• **SET TASK**:
Report the number of lines that include "Sörviken", with no additional text.

** Start PROVIDED DATA **

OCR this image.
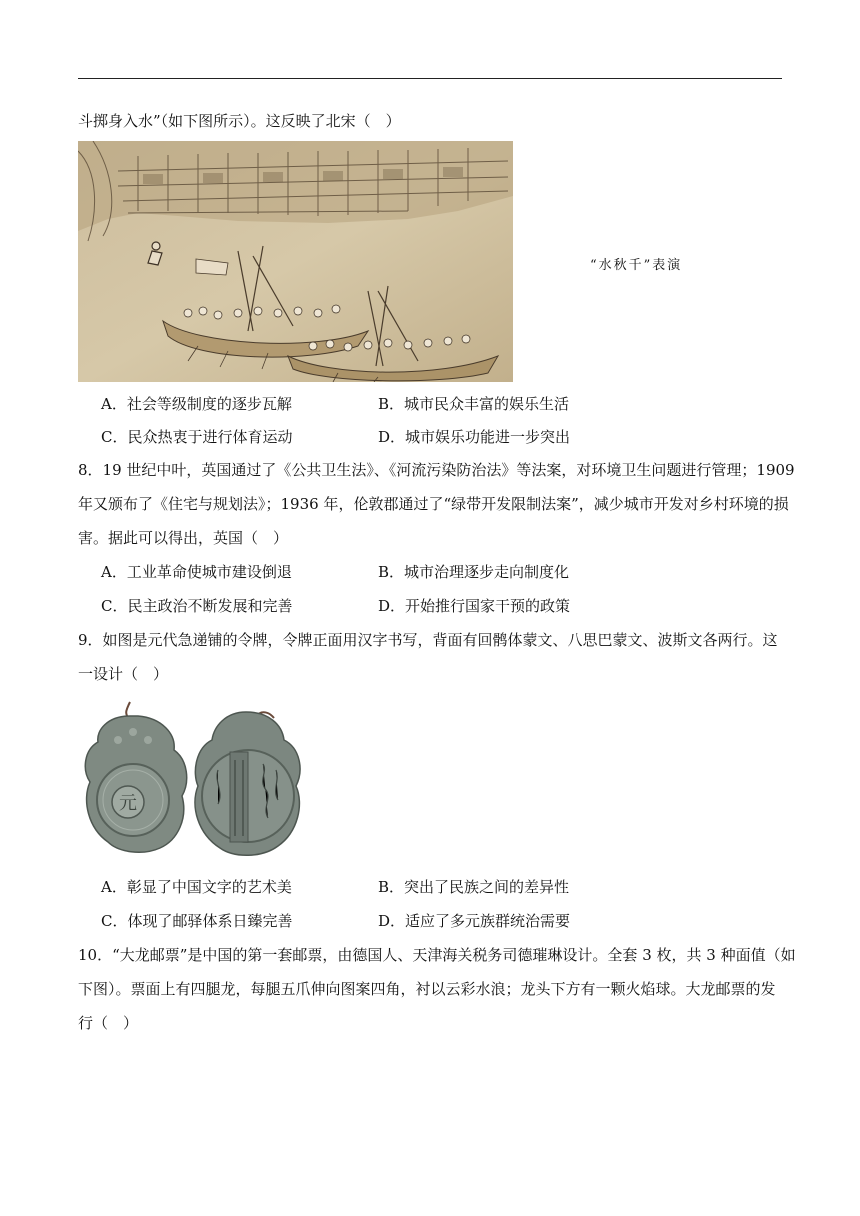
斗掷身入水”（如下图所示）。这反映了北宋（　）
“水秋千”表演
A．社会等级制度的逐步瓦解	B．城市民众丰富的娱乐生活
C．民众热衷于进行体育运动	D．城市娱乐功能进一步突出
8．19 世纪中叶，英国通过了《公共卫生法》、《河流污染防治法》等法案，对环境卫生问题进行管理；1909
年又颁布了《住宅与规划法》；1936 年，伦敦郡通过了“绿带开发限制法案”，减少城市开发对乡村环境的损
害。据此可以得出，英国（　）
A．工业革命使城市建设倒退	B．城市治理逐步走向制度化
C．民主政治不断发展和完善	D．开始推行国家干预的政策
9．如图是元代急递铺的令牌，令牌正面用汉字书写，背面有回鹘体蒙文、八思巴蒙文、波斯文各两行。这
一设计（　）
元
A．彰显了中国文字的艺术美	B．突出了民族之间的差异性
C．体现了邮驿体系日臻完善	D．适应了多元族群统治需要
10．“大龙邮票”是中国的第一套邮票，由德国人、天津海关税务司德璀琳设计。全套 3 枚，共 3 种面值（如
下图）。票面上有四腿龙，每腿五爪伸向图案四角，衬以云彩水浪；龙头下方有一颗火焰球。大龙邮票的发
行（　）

** End PROVIDED DATA **
** Start PROVIDED DATA **

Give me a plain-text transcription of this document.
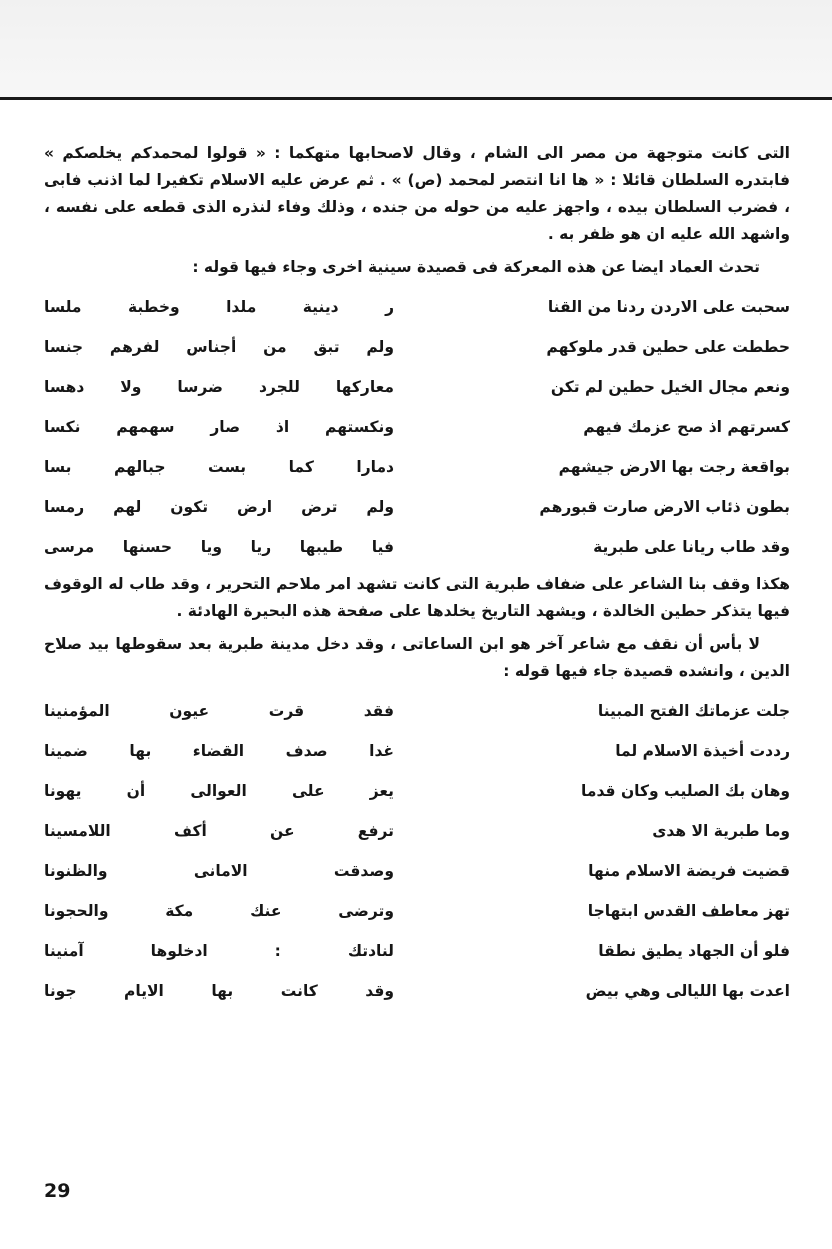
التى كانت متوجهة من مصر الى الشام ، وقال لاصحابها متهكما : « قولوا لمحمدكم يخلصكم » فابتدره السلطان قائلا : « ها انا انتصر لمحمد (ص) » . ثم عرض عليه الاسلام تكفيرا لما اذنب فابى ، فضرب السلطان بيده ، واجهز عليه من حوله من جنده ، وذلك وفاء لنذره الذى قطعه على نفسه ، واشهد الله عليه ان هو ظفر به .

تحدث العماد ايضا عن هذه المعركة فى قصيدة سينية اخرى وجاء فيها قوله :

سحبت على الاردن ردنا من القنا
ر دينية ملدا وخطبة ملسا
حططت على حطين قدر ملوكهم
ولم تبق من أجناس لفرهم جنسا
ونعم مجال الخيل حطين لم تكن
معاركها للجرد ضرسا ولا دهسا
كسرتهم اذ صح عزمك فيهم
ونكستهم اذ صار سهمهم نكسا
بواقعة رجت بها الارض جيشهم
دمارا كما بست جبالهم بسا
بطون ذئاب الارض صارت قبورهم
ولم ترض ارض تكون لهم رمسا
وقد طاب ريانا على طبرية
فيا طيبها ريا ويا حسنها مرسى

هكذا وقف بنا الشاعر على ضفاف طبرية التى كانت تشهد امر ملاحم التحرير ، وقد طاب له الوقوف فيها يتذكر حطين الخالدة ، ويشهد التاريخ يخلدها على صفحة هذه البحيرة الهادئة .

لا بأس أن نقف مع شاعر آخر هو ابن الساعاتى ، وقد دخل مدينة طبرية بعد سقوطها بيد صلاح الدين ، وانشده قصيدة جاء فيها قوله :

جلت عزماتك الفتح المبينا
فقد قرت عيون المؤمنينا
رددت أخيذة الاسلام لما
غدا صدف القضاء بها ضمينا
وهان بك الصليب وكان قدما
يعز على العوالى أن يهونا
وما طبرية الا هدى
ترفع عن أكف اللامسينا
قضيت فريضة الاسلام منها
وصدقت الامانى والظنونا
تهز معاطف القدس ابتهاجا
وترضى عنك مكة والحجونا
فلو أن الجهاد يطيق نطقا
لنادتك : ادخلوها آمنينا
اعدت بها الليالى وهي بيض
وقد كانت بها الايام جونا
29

** End PROVIDED DATA **
** Start PROVIDED DATA **

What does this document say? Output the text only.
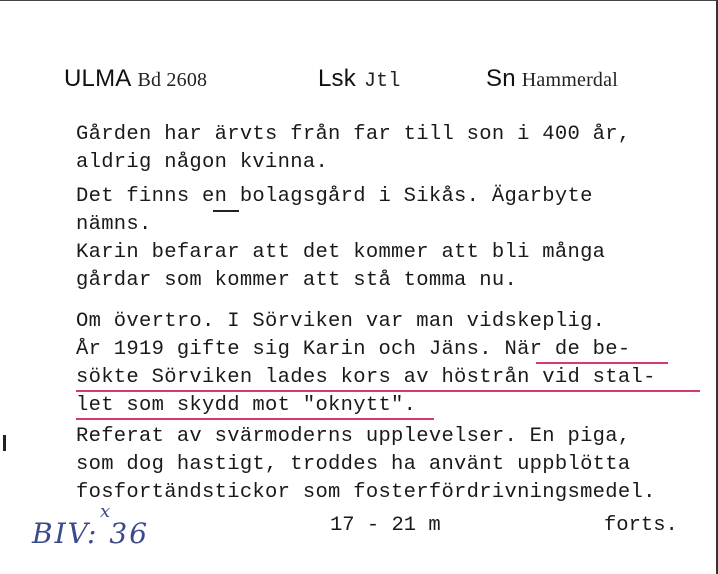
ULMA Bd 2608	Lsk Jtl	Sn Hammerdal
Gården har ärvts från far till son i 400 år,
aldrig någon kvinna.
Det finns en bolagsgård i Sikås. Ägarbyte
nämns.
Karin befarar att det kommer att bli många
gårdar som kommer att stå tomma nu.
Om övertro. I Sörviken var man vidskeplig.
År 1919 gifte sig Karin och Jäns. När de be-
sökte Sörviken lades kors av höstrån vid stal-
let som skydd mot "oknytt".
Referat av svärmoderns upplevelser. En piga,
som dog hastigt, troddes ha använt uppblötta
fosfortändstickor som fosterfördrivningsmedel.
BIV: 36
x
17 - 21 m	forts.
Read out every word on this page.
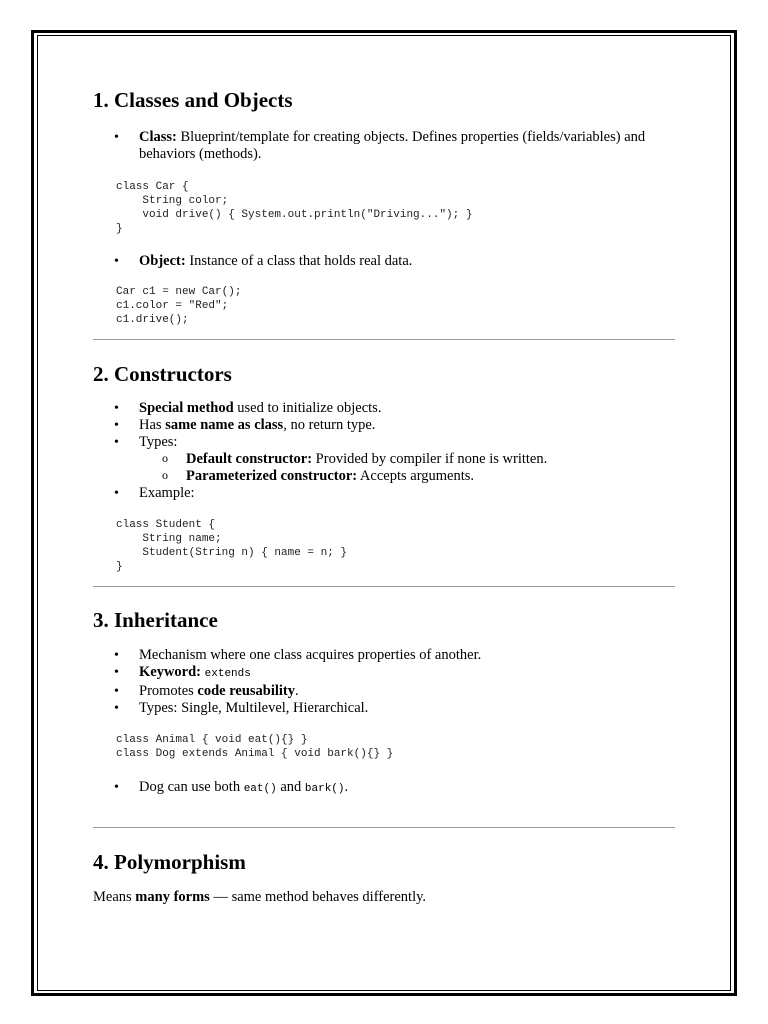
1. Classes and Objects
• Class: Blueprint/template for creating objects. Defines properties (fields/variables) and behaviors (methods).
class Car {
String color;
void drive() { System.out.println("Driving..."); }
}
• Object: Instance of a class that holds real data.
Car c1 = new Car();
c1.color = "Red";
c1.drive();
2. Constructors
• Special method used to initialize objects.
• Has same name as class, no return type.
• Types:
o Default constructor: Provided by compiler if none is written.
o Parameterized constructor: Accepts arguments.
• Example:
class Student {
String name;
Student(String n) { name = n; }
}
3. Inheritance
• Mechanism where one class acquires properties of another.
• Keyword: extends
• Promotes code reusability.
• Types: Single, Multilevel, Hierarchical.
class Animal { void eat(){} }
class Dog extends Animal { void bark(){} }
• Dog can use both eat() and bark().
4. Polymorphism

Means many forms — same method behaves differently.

** End PROVIDED DATA **

• **SOLUTION**:
2